• [WRITTEN TASK]:
Return the number of lines that include the string "father", without any other text.

--------------------

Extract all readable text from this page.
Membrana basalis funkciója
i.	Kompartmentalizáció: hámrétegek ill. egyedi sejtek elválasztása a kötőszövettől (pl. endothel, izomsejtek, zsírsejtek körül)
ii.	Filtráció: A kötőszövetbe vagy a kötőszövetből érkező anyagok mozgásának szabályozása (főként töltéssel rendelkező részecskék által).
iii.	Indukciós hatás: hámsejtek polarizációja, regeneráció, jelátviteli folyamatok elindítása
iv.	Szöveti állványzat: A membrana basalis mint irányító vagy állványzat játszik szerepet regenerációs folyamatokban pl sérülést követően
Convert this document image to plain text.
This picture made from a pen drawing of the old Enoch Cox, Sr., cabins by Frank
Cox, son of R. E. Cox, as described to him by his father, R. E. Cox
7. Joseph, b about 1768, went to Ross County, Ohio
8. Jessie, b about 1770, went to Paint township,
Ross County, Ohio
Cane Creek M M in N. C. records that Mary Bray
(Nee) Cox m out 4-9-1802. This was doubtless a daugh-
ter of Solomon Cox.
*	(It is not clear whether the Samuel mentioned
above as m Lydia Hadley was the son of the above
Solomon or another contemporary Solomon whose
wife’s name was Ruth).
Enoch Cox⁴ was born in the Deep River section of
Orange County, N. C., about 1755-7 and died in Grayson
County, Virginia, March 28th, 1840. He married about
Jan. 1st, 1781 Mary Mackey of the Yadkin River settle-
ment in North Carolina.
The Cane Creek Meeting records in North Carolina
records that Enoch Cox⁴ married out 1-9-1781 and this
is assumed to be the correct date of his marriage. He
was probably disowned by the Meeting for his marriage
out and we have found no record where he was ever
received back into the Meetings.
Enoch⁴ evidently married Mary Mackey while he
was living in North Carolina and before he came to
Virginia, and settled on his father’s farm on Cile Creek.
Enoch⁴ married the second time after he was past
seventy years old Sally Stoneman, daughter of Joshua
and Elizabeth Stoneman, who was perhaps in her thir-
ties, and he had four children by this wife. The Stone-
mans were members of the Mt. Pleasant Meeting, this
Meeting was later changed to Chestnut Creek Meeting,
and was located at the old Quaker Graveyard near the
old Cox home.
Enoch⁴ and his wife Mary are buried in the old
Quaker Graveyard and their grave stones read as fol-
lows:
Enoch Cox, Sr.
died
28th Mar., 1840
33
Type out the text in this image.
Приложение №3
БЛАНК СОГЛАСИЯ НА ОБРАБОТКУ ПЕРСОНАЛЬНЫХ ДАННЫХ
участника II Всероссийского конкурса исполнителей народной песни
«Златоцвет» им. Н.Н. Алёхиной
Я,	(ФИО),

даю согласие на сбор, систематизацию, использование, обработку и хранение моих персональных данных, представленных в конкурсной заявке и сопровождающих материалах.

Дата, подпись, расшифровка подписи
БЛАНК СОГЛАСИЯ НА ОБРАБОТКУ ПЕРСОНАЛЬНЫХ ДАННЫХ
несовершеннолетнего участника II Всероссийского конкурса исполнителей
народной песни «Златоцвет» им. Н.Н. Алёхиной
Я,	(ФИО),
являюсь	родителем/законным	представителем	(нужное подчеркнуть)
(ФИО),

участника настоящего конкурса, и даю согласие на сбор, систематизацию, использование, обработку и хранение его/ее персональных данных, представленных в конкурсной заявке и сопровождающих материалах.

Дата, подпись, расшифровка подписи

--------------------

• [FULL OUTPUT]:
2